Exercise description: Check every line below for the string "this", and copy the lines that contain it.

Dataset rows:
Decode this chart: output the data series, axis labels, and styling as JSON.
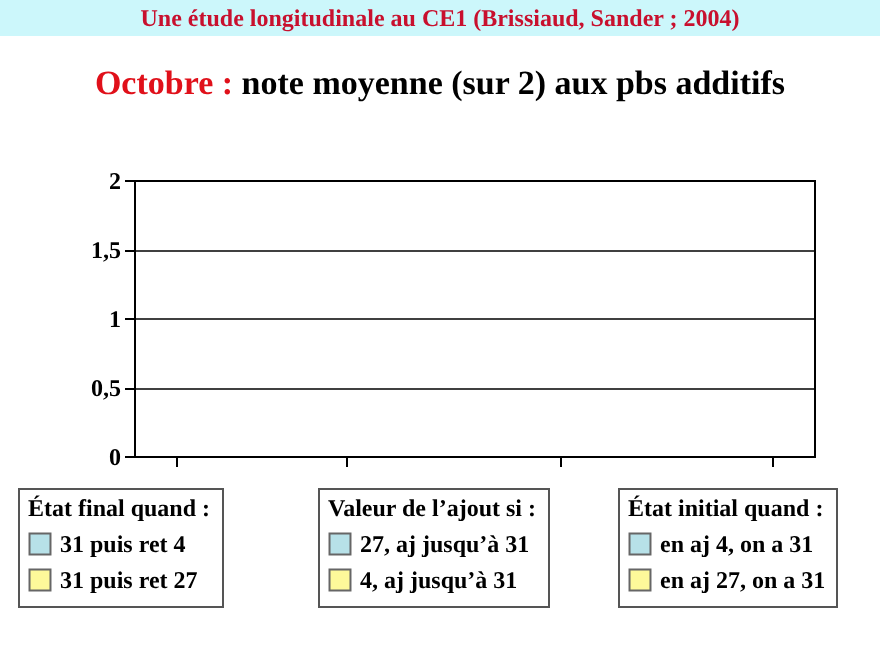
{
  "chart_data": {
    "type": "bar",
    "title": "Octobre : note moyenne (sur 2) aux pbs additifs",
    "annotations": [
      "Une étude longitudinale au CE1 (Brissiaud, Sander ; 2004)"
    ],
    "legend_title": [
      "État final quand :",
      "Valeur de l’ajout si :",
      "État initial quand :"
    ],
    "categories": [
      null,
      null,
      null
    ],
    "series": [
      {
        "name": "31 puis ret 4",
        "color": "#b7e1e8",
        "values": [
          null,
          null,
          null
        ]
      },
      {
        "name": "31 puis ret 27",
        "color": "#fdf99a",
        "values": [
          null,
          null,
          null
        ]
      },
      {
        "name": "27, aj  jusqu’à 31",
        "color": "#b7e1e8",
        "values": [
          null,
          null,
          null
        ]
      },
      {
        "name": "4, aj  jusqu’à 31",
        "color": "#fdf99a",
        "values": [
          null,
          null,
          null
        ]
      },
      {
        "name": "en aj  4, on a 31",
        "color": "#b7e1e8",
        "values": [
          null,
          null,
          null
        ]
      },
      {
        "name": "en aj 27, on a 31",
        "color": "#fdf99a",
        "values": [
          null,
          null,
          null
        ]
      }
    ],
    "ylim": [
      0,
      2
    ],
    "yticks": [
      0,
      {
        "value": 0.5,
        "label": "0,5"
      },
      1,
      {
        "value": 1.5,
        "label": "1,5"
      },
      2
    ],
    "grid": "y",
    "legend": "bottom"
  }
}
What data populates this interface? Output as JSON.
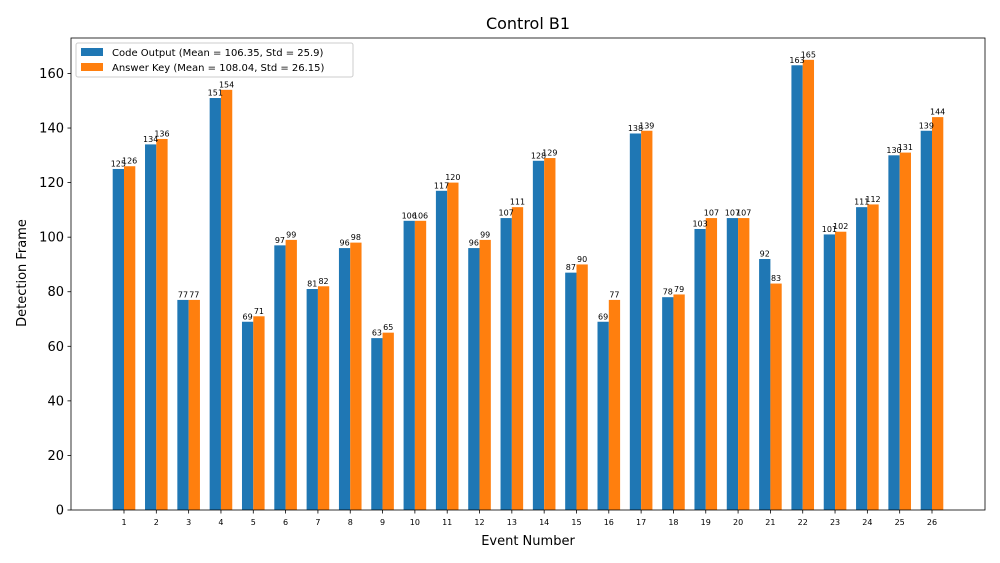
{
  "chart_data": {
    "type": "bar",
    "title": "Control B1",
    "xlabel": "Event Number",
    "ylabel": "Detection Frame",
    "ylim": [
      0,
      173
    ],
    "yticks": [
      0,
      20,
      40,
      60,
      80,
      100,
      120,
      140,
      160
    ],
    "grid": false,
    "legend_position": "top-left",
    "categories": [
      "1",
      "2",
      "3",
      "4",
      "5",
      "6",
      "7",
      "8",
      "9",
      "10",
      "11",
      "12",
      "13",
      "14",
      "15",
      "16",
      "17",
      "18",
      "19",
      "20",
      "21",
      "22",
      "23",
      "24",
      "25",
      "26"
    ],
    "series": [
      {
        "name": "Code Output (Mean = 106.35, Std = 25.9)",
        "color": "#1f77b4",
        "values": [
          125,
          134,
          77,
          151,
          69,
          97,
          81,
          96,
          63,
          106,
          117,
          96,
          107,
          128,
          87,
          69,
          138,
          78,
          103,
          107,
          92,
          163,
          101,
          111,
          130,
          139
        ]
      },
      {
        "name": "Answer Key (Mean = 108.04, Std = 26.15)",
        "color": "#ff7f0e",
        "values": [
          126,
          136,
          77,
          154,
          71,
          99,
          82,
          98,
          65,
          106,
          120,
          99,
          111,
          129,
          90,
          77,
          139,
          79,
          107,
          107,
          83,
          165,
          102,
          112,
          131,
          144
        ]
      }
    ]
  }
}
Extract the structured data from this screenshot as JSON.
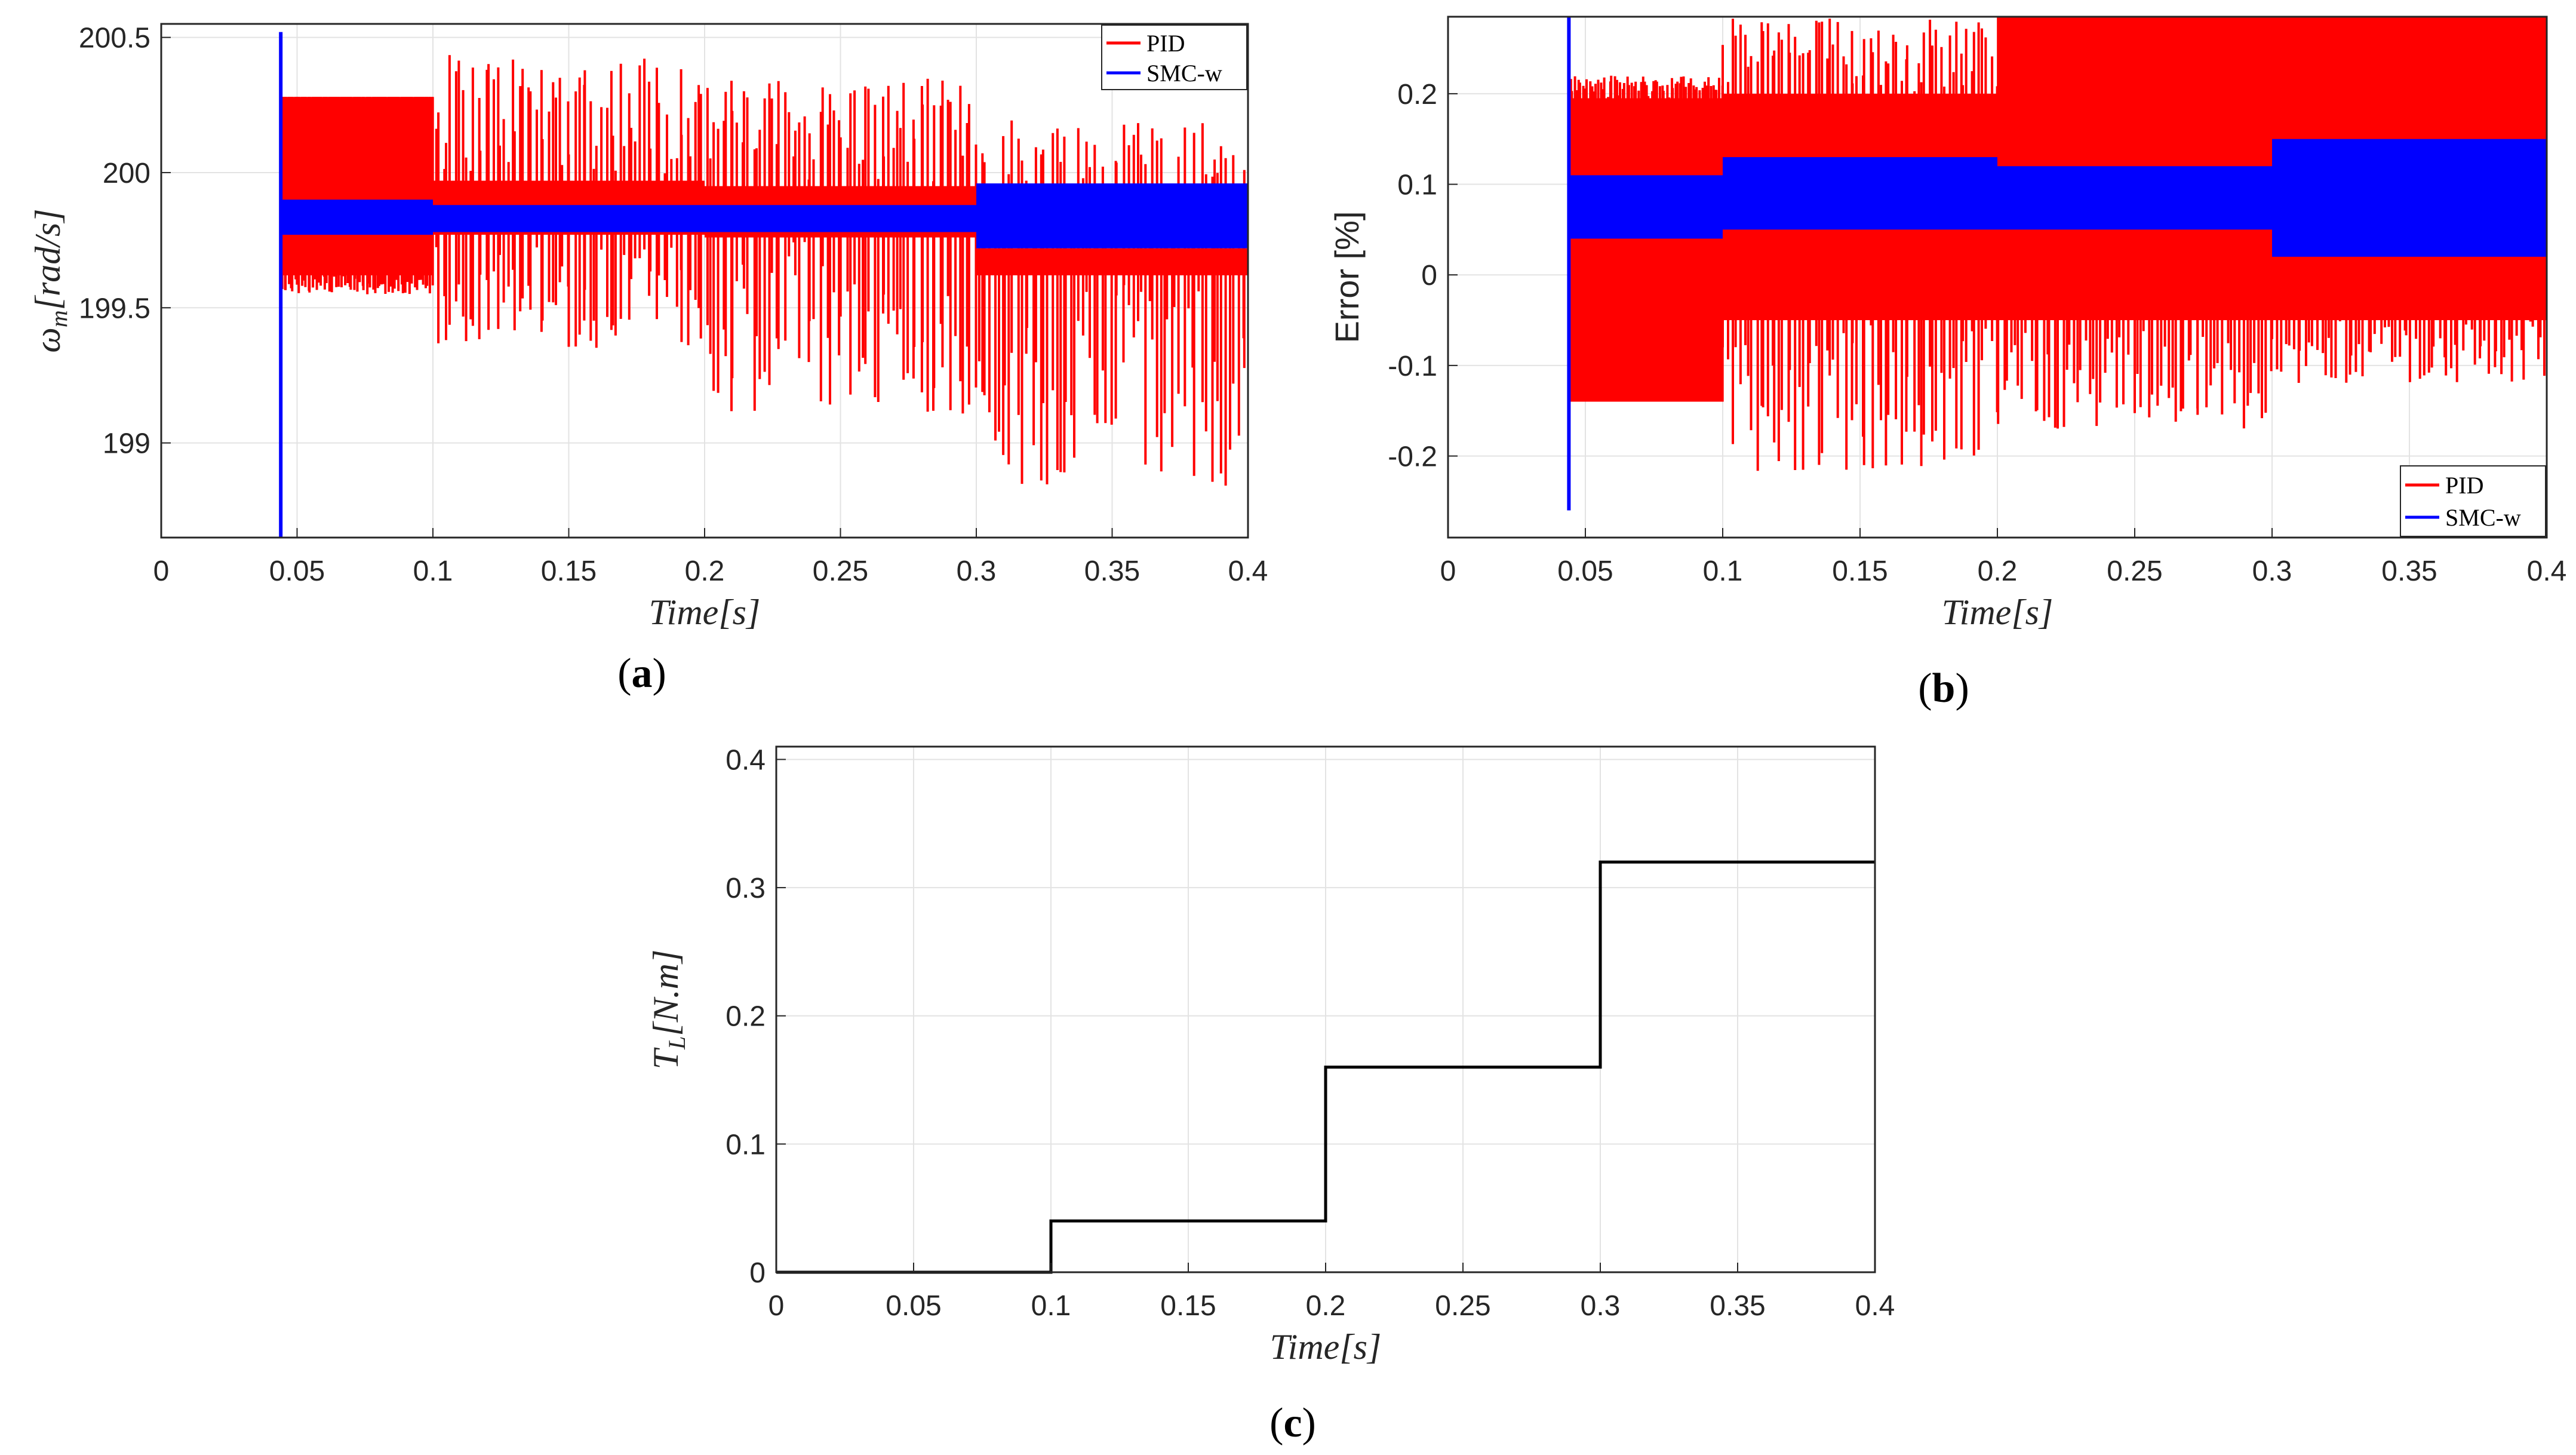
{
  "chart_data": [
    {
      "type": "line",
      "caption": "(a)",
      "caption_prefix": "(",
      "caption_letter": "a",
      "caption_suffix": ")",
      "ylabel": "ωm[rad/s]",
      "ylabel_main": "ω",
      "ylabel_sub": "m",
      "ylabel_rest": "[rad/s]",
      "xlabel": "Time[s]",
      "xlim": [
        0,
        0.4
      ],
      "ylim": [
        198.65,
        200.55
      ],
      "xticks": [
        0,
        0.05,
        0.1,
        0.15,
        0.2,
        0.25,
        0.3,
        0.35,
        0.4
      ],
      "xtick_labels": [
        "0",
        "0.05",
        "0.1",
        "0.15",
        "0.2",
        "0.25",
        "0.3",
        "0.35",
        "0.4"
      ],
      "yticks": [
        199,
        199.5,
        200,
        200.5
      ],
      "ytick_labels": [
        "199",
        "199.5",
        "200",
        "200.5"
      ],
      "legend": [
        "PID",
        "SMC-w"
      ],
      "legend_position": "top-right",
      "series": [
        {
          "name": "PID",
          "color": "#ff0000",
          "start": 0.044,
          "segments": [
            {
              "t0": 0.044,
              "t1": 0.1,
              "upper": 200.28,
              "lower": 199.62,
              "spike_max": 200.28,
              "spike_min": 199.55
            },
            {
              "t0": 0.1,
              "t1": 0.2,
              "upper": 199.97,
              "lower": 199.77,
              "spike_max": 200.45,
              "spike_min": 199.35
            },
            {
              "t0": 0.2,
              "t1": 0.3,
              "upper": 199.95,
              "lower": 199.76,
              "spike_max": 200.35,
              "spike_min": 199.1
            },
            {
              "t0": 0.3,
              "t1": 0.4,
              "upper": 199.72,
              "lower": 199.62,
              "spike_max": 200.22,
              "spike_min": 198.83
            }
          ]
        },
        {
          "name": "SMC-w",
          "color": "#0000ff",
          "start": 0.044,
          "initial_spike": [
            198.65,
            200.52
          ],
          "segments": [
            {
              "t0": 0.044,
              "t1": 0.1,
              "upper": 199.9,
              "lower": 199.77
            },
            {
              "t0": 0.1,
              "t1": 0.2,
              "upper": 199.88,
              "lower": 199.78
            },
            {
              "t0": 0.2,
              "t1": 0.3,
              "upper": 199.88,
              "lower": 199.78
            },
            {
              "t0": 0.3,
              "t1": 0.4,
              "upper": 199.96,
              "lower": 199.72
            }
          ]
        }
      ]
    },
    {
      "type": "line",
      "caption": "(b)",
      "caption_prefix": "(",
      "caption_letter": "b",
      "caption_suffix": ")",
      "ylabel": "Error [%]",
      "xlabel": "Time[s]",
      "xlim": [
        0,
        0.4
      ],
      "ylim": [
        -0.29,
        0.285
      ],
      "xticks": [
        0,
        0.05,
        0.1,
        0.15,
        0.2,
        0.25,
        0.3,
        0.35,
        0.4
      ],
      "xtick_labels": [
        "0",
        "0.05",
        "0.1",
        "0.15",
        "0.2",
        "0.25",
        "0.3",
        "0.35",
        "0.4"
      ],
      "yticks": [
        -0.2,
        -0.1,
        0,
        0.1,
        0.2
      ],
      "ytick_labels": [
        "-0.2",
        "-0.1",
        "0",
        "0.1",
        "0.2"
      ],
      "legend": [
        "PID",
        "SMC-w"
      ],
      "legend_position": "bottom-right",
      "series": [
        {
          "name": "PID",
          "color": "#ff0000",
          "start": 0.044,
          "segments": [
            {
              "t0": 0.044,
              "t1": 0.1,
              "upper": 0.195,
              "lower": -0.14,
              "spike_max": 0.22,
              "spike_min": -0.14
            },
            {
              "t0": 0.1,
              "t1": 0.2,
              "upper": 0.2,
              "lower": -0.05,
              "spike_max": 0.285,
              "spike_min": -0.22
            },
            {
              "t0": 0.2,
              "t1": 0.3,
              "upper": 0.285,
              "lower": -0.05,
              "spike_max": 0.285,
              "spike_min": -0.17
            },
            {
              "t0": 0.3,
              "t1": 0.4,
              "upper": 0.285,
              "lower": -0.05,
              "spike_max": 0.285,
              "spike_min": -0.12
            }
          ]
        },
        {
          "name": "SMC-w",
          "color": "#0000ff",
          "start": 0.044,
          "initial_spike": [
            -0.26,
            0.285
          ],
          "segments": [
            {
              "t0": 0.044,
              "t1": 0.1,
              "upper": 0.11,
              "lower": 0.04
            },
            {
              "t0": 0.1,
              "t1": 0.2,
              "upper": 0.13,
              "lower": 0.05
            },
            {
              "t0": 0.2,
              "t1": 0.3,
              "upper": 0.12,
              "lower": 0.05
            },
            {
              "t0": 0.3,
              "t1": 0.4,
              "upper": 0.15,
              "lower": 0.02
            }
          ]
        }
      ]
    },
    {
      "type": "line",
      "caption": "(c)",
      "caption_prefix": "(",
      "caption_letter": "c",
      "caption_suffix": ")",
      "ylabel": "TL[N.m]",
      "ylabel_main": "T",
      "ylabel_sub": "L",
      "ylabel_rest": "[N.m]",
      "xlabel": "Time[s]",
      "xlim": [
        0,
        0.4
      ],
      "ylim": [
        0,
        0.41
      ],
      "xticks": [
        0,
        0.05,
        0.1,
        0.15,
        0.2,
        0.25,
        0.3,
        0.35,
        0.4
      ],
      "xtick_labels": [
        "0",
        "0.05",
        "0.1",
        "0.15",
        "0.2",
        "0.25",
        "0.3",
        "0.35",
        "0.4"
      ],
      "yticks": [
        0,
        0.1,
        0.2,
        0.3,
        0.4
      ],
      "ytick_labels": [
        "0",
        "0.1",
        "0.2",
        "0.3",
        "0.4"
      ],
      "series": [
        {
          "name": "TL",
          "color": "#000000",
          "x": [
            0,
            0.1,
            0.1,
            0.2,
            0.2,
            0.3,
            0.3,
            0.4
          ],
          "y": [
            0,
            0,
            0.04,
            0.04,
            0.16,
            0.16,
            0.32,
            0.32
          ]
        }
      ]
    }
  ]
}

Response below:
Decode this chart: output the data series, axis labels, and styling as JSON.
What data populates this interface? Output as JSON.
Extract the structured data from this screenshot as JSON.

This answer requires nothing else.